§ **What the task requires**: Can you rewrite the rows as a numbered list, beginning at the one that contains "376, 691, 400]" and stopping after the one that contains "169, 58, 189]", leaving out blank lines and all other rows?

____________

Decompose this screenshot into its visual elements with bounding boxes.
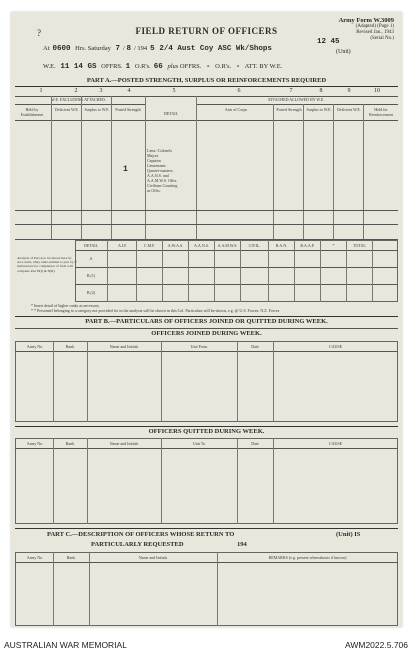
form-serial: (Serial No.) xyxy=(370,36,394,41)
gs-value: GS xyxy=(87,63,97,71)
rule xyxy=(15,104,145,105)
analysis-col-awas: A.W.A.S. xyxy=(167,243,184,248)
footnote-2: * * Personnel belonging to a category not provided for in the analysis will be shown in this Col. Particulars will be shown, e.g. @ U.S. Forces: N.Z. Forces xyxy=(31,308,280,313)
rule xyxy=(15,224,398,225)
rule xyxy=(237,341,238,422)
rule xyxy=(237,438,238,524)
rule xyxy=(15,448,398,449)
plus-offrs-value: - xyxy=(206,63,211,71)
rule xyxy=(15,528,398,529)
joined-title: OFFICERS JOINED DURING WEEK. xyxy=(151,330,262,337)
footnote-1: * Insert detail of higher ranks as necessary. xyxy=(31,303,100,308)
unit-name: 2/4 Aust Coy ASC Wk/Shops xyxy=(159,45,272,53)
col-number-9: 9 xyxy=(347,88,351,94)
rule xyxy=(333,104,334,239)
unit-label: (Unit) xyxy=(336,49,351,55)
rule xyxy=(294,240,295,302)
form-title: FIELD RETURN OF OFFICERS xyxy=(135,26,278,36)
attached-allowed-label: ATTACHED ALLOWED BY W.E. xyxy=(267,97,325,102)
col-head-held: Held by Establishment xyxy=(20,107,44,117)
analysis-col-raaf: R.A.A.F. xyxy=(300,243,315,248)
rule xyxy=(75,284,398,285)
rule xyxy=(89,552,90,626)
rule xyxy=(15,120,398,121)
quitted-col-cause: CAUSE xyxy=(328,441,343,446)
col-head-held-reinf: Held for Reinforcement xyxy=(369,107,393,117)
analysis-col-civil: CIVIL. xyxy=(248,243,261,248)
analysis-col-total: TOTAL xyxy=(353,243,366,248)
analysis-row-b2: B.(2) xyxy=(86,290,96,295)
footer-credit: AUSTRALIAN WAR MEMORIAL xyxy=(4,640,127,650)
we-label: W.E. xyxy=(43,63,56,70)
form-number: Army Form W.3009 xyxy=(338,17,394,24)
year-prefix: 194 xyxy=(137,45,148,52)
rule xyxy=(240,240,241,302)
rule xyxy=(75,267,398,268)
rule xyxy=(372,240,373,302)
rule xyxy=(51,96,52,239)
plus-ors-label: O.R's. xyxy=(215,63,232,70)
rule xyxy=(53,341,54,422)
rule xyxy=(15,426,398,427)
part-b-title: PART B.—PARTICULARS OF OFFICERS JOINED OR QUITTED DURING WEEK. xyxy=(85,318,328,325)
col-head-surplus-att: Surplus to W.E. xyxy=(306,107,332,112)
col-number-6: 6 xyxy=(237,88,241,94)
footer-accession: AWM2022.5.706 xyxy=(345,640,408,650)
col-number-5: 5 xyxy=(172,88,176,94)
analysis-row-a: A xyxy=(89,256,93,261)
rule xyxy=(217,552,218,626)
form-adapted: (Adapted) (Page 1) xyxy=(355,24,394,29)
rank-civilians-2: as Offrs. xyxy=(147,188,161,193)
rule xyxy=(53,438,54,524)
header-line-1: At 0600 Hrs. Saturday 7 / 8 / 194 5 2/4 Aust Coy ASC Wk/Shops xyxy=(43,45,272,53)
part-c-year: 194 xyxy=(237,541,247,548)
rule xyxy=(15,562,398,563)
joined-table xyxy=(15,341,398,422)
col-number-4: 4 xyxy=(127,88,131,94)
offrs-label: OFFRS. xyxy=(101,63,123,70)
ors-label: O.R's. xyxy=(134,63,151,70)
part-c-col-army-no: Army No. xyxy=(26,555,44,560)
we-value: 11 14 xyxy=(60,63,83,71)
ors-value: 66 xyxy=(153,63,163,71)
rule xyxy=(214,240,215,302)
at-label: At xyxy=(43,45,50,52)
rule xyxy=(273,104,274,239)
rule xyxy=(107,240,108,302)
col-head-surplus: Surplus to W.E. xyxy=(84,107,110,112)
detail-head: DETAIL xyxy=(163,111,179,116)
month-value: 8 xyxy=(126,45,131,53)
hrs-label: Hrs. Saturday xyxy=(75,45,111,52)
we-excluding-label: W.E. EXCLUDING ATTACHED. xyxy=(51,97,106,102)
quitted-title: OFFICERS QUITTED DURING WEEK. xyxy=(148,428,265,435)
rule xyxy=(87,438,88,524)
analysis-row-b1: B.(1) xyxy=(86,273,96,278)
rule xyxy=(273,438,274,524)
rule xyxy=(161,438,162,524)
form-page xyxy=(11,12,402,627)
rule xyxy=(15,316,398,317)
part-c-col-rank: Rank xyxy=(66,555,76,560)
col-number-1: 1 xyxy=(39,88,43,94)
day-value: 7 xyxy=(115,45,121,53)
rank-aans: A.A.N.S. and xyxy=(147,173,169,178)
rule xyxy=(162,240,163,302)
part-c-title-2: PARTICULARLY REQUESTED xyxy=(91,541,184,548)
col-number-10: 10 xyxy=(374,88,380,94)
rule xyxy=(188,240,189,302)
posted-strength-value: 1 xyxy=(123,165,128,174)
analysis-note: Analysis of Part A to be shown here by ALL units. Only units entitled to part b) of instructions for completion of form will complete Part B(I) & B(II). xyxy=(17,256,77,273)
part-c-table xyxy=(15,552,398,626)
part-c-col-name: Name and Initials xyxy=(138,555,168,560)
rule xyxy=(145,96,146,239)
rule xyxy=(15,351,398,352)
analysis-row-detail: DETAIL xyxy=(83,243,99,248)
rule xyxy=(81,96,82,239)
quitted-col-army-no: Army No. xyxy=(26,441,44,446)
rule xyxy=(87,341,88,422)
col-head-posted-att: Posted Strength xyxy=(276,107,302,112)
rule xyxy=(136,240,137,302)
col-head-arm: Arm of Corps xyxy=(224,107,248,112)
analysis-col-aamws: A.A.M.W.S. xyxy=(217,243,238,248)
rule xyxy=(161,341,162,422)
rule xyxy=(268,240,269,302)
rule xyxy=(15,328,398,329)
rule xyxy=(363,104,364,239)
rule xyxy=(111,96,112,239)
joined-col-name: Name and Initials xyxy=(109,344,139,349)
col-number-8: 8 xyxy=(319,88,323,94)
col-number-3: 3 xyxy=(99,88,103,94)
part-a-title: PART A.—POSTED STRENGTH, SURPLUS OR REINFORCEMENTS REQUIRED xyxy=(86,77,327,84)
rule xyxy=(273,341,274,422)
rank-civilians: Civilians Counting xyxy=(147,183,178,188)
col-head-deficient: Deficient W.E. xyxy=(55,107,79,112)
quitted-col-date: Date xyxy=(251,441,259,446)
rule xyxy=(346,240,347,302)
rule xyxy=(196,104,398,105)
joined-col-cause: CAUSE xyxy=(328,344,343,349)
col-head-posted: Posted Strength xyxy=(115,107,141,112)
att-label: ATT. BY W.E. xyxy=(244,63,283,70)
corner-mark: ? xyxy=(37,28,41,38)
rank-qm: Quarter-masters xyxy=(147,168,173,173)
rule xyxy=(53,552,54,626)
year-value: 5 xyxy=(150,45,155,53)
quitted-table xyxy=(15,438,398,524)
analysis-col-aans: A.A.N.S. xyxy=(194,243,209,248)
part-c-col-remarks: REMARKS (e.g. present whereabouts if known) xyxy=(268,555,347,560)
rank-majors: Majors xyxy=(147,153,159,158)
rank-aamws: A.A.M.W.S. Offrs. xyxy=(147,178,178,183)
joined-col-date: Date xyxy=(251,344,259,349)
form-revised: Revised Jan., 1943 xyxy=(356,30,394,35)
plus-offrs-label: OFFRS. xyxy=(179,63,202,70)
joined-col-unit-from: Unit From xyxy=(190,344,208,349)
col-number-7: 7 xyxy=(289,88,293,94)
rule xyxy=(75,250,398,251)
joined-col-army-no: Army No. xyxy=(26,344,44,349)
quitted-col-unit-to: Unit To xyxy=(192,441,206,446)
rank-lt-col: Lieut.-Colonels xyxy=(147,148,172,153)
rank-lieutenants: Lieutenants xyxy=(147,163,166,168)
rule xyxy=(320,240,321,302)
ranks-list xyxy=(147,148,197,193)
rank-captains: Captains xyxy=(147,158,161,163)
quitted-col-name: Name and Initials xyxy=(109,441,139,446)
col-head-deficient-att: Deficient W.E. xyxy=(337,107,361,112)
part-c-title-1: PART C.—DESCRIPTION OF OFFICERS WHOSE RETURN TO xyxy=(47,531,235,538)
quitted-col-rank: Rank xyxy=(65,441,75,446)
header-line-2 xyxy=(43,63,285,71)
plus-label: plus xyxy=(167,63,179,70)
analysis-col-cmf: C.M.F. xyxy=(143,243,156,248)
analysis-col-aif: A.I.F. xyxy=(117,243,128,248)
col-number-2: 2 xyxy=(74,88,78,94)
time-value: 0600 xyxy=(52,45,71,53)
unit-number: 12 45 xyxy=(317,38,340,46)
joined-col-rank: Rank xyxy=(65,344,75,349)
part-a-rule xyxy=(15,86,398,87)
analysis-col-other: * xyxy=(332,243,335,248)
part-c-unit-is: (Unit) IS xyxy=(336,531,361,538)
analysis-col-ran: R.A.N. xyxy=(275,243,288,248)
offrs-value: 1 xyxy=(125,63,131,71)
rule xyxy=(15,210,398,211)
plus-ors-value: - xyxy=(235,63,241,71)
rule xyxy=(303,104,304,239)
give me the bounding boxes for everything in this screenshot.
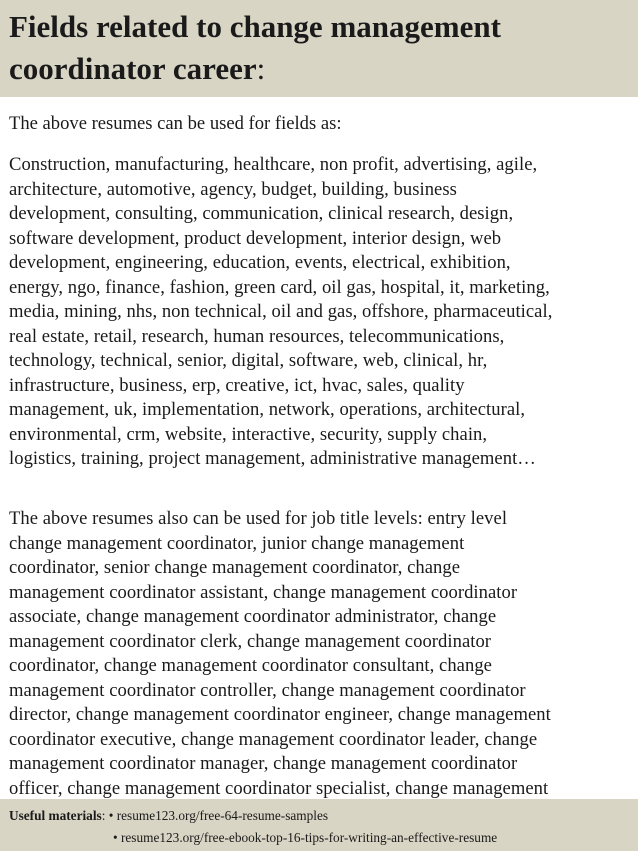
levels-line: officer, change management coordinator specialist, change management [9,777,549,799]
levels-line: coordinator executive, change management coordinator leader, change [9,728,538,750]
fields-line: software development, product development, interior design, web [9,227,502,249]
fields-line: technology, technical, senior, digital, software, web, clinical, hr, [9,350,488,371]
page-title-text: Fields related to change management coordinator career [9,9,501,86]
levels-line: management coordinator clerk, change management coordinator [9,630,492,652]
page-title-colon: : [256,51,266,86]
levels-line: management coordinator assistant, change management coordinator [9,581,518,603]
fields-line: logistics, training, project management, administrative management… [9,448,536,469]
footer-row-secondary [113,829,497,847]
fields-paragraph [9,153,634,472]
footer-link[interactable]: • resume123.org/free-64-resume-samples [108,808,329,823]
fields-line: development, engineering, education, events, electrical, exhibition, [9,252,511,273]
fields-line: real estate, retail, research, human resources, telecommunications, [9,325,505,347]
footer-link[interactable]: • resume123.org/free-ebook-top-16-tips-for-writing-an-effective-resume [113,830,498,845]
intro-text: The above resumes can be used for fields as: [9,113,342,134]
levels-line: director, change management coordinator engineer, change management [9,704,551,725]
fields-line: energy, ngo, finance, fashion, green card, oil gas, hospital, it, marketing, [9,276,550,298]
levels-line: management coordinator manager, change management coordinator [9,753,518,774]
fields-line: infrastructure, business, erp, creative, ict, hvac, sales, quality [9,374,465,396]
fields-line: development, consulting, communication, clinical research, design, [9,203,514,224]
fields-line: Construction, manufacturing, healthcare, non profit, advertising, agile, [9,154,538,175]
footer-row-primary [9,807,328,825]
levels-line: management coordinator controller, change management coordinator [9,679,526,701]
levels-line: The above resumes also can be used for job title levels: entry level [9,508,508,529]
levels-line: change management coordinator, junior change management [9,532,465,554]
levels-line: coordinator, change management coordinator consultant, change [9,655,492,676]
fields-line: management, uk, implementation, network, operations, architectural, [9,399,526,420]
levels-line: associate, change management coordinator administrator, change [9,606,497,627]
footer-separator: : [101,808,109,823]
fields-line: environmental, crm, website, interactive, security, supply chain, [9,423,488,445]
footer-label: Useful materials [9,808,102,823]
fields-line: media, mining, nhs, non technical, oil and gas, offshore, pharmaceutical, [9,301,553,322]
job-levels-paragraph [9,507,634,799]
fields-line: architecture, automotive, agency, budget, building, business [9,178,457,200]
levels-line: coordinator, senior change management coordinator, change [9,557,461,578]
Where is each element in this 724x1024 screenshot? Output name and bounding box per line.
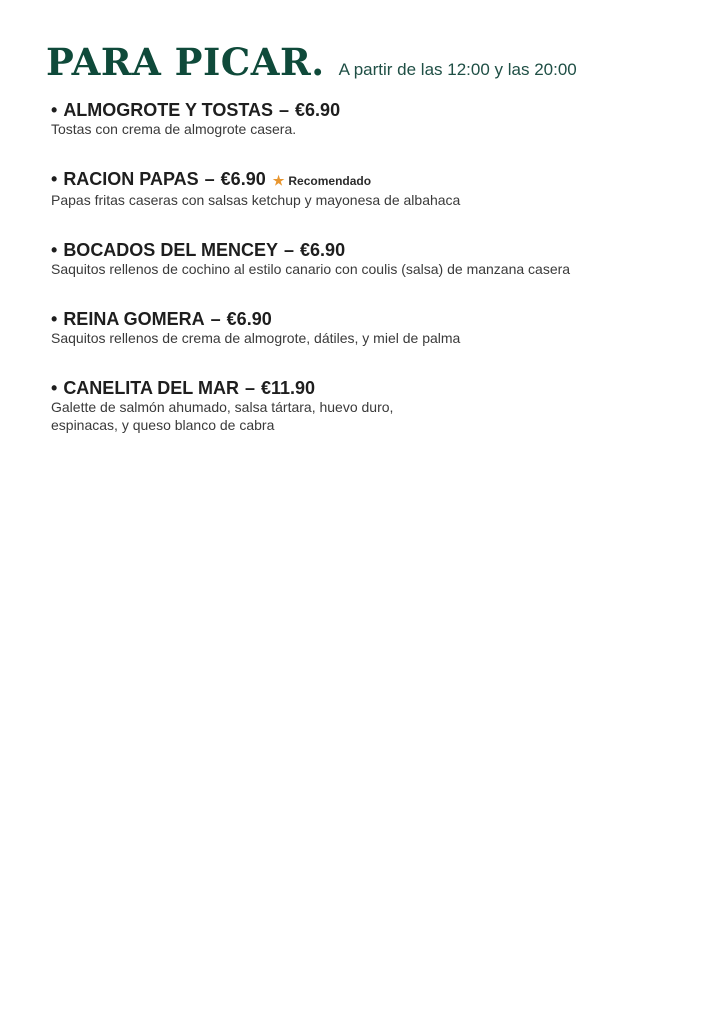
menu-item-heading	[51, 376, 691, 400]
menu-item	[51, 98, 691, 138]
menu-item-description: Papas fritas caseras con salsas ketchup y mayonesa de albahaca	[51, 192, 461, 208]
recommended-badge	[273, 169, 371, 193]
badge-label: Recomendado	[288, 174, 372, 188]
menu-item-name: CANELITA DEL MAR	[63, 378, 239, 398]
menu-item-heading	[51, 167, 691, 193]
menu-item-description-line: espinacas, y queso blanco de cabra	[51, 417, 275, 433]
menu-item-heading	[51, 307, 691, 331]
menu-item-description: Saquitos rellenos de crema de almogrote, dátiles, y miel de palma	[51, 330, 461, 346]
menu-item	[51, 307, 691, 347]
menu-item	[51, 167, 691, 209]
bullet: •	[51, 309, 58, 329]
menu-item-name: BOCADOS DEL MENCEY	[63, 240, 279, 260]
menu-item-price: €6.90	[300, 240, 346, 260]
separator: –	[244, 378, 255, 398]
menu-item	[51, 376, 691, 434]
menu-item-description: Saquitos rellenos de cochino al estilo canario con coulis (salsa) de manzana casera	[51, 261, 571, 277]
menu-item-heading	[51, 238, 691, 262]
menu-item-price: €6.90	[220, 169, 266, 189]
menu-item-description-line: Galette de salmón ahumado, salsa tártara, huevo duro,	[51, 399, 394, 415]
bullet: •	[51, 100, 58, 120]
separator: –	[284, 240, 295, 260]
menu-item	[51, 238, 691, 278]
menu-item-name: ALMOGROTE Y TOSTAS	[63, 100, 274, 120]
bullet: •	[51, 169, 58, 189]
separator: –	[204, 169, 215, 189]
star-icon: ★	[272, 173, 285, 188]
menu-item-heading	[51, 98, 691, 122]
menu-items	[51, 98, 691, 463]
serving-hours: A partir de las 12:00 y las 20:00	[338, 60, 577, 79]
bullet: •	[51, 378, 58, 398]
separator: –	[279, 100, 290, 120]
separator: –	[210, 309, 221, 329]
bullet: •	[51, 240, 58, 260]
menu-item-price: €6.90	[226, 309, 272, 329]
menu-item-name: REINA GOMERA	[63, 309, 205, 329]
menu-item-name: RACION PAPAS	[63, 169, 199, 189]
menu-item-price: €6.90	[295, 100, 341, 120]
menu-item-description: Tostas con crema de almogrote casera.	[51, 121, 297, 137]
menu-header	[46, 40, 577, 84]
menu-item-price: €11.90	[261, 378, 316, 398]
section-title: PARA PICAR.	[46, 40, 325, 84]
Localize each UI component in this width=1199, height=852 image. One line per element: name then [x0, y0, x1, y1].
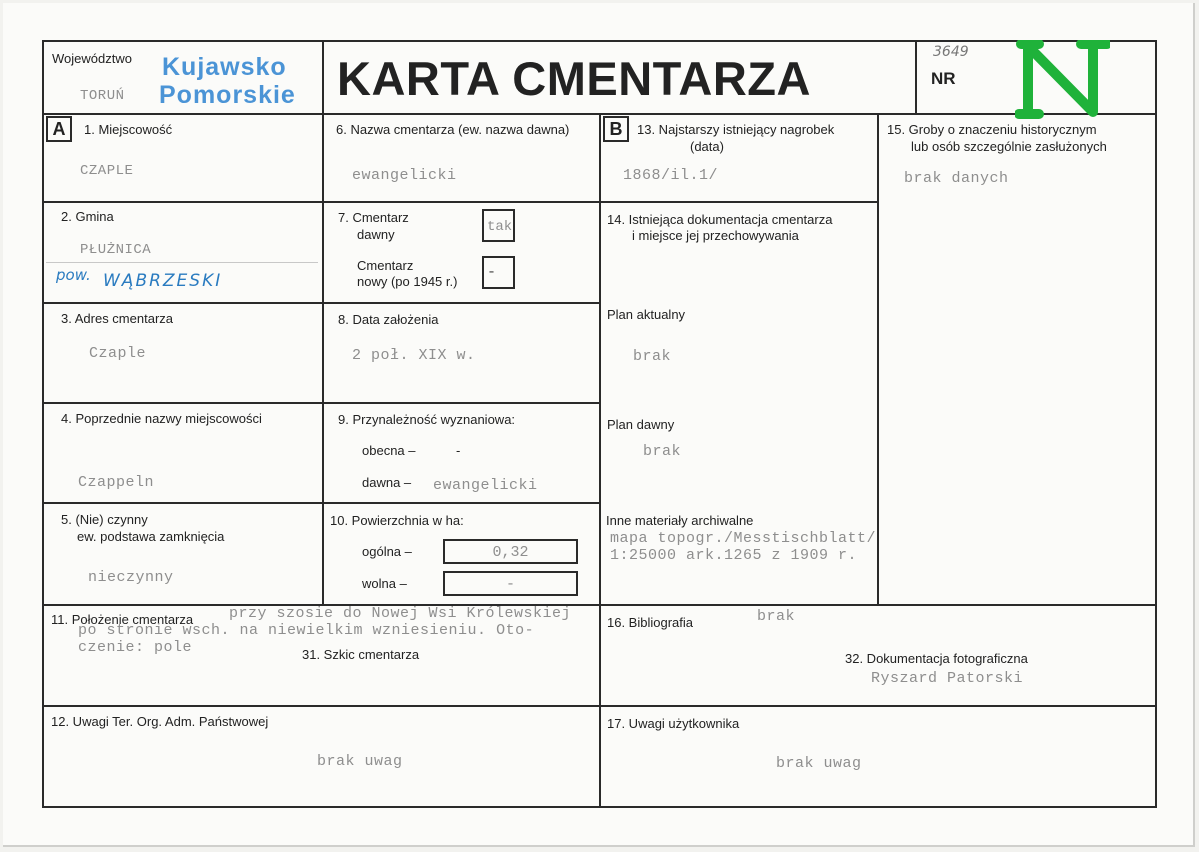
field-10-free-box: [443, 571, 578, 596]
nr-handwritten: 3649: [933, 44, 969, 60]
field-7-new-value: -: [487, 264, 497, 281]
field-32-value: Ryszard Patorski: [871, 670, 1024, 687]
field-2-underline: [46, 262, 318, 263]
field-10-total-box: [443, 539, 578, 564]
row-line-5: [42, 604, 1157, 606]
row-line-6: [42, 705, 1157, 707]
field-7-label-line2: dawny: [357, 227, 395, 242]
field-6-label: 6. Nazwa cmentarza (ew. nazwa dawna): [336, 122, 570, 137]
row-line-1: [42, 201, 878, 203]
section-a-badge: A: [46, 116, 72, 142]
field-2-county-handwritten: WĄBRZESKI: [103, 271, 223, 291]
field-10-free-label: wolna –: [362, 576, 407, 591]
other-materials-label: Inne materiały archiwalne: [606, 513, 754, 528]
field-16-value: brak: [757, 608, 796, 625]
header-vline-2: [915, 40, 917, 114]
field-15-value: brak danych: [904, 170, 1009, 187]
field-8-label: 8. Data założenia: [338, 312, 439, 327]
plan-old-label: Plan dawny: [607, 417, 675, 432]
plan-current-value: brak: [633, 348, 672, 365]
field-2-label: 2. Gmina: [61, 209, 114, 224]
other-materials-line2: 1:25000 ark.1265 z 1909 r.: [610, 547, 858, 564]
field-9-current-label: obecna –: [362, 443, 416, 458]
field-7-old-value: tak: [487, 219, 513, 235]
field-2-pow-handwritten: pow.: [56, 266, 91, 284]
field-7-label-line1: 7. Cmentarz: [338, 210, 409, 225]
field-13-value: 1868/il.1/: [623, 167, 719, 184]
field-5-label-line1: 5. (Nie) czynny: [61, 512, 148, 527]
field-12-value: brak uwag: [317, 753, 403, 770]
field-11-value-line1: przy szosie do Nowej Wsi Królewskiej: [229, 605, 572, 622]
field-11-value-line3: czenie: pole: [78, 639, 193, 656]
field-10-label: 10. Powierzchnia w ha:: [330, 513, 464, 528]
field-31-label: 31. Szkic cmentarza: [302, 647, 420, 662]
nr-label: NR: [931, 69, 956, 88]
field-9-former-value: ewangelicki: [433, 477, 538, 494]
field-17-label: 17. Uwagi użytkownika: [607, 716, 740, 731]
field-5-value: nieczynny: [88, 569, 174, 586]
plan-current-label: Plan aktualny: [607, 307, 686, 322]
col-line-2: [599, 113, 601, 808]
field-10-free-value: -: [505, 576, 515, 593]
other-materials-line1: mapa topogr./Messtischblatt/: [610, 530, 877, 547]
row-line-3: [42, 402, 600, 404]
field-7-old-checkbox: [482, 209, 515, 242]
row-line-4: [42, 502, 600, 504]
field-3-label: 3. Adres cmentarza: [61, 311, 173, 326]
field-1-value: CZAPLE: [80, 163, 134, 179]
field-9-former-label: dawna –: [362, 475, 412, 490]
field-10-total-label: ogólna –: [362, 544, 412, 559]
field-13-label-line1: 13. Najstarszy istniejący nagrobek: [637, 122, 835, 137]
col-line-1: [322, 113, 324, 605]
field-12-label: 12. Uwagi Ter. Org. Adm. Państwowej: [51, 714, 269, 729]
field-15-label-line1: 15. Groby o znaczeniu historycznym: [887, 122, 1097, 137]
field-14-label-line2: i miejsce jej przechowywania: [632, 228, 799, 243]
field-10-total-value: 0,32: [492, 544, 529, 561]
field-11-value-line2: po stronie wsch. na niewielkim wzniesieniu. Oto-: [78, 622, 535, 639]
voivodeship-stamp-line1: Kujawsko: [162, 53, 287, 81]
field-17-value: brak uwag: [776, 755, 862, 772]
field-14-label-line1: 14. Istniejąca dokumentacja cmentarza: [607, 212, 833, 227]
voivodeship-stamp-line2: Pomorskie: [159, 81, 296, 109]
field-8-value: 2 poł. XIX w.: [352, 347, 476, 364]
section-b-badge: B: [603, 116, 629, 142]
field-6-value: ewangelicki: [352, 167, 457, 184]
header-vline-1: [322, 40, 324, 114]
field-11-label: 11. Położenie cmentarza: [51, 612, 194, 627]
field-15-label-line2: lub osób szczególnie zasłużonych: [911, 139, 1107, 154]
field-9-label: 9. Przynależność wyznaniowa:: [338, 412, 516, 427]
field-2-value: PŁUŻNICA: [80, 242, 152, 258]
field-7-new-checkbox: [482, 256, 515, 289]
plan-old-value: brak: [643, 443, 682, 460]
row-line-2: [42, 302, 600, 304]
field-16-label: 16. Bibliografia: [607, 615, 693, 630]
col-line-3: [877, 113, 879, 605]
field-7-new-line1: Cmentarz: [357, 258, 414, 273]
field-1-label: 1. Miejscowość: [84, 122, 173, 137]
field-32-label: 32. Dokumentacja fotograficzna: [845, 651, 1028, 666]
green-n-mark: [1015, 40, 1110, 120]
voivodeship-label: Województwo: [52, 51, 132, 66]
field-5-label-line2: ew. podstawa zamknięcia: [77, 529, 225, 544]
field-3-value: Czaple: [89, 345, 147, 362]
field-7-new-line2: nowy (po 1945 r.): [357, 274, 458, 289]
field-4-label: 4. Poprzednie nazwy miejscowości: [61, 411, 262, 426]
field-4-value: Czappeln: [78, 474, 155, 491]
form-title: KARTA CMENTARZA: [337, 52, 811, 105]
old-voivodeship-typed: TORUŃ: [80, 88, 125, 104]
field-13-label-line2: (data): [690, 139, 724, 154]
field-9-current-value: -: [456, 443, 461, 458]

____________

§ **Full solution**:
1. menu-item-heading	[51, 376, 691, 400]
2. menu-item	[51, 98, 691, 138]
3. menu-item-description: Papas fritas caseras con salsas ketchup y mayonesa de albahaca	[51, 192, 461, 208]
4. recommended-badge	[273, 169, 371, 193]
5. badge-label: Recomendado	[288, 174, 372, 188]
6. menu-item-name: CANELITA DEL MAR	[63, 378, 239, 398]
7. menu-item-heading	[51, 167, 691, 193]
8. menu-item-description-line: espinacas, y queso blanco de cabra	[51, 417, 275, 433]
9. menu-item-heading	[51, 307, 691, 331]
10. menu-item-description: Saquitos rellenos de crema de almogrote, dátiles, y miel de palma	[51, 330, 461, 346]
11. menu-item	[51, 307, 691, 347]
12. menu-item	[51, 167, 691, 209]
13. bullet: •	[51, 309, 58, 329]
14. menu-item-name: BOCADOS DEL MENCEY	[63, 240, 279, 260]
15. menu-item-price: €6.90	[300, 240, 346, 260]
16. separator: –	[244, 378, 255, 398]
17. menu-item	[51, 376, 691, 434]
18. menu-item-description: Saquitos rellenos de cochino al estilo canario con coulis (salsa) de manzana casera	[51, 261, 571, 277]
19. menu-item-heading	[51, 238, 691, 262]
20. menu-item-price: €6.90	[220, 169, 266, 189]
21. menu-item-description-line: Galette de salmón ahumado, salsa tártara, huevo duro,	[51, 399, 394, 415]
22. bullet: •	[51, 100, 58, 120]
23. separator: –	[284, 240, 295, 260]
24. menu-item	[51, 238, 691, 278]
25. menu-item-name: ALMOGROTE Y TOSTAS	[63, 100, 274, 120]
26. bullet: •	[51, 169, 58, 189]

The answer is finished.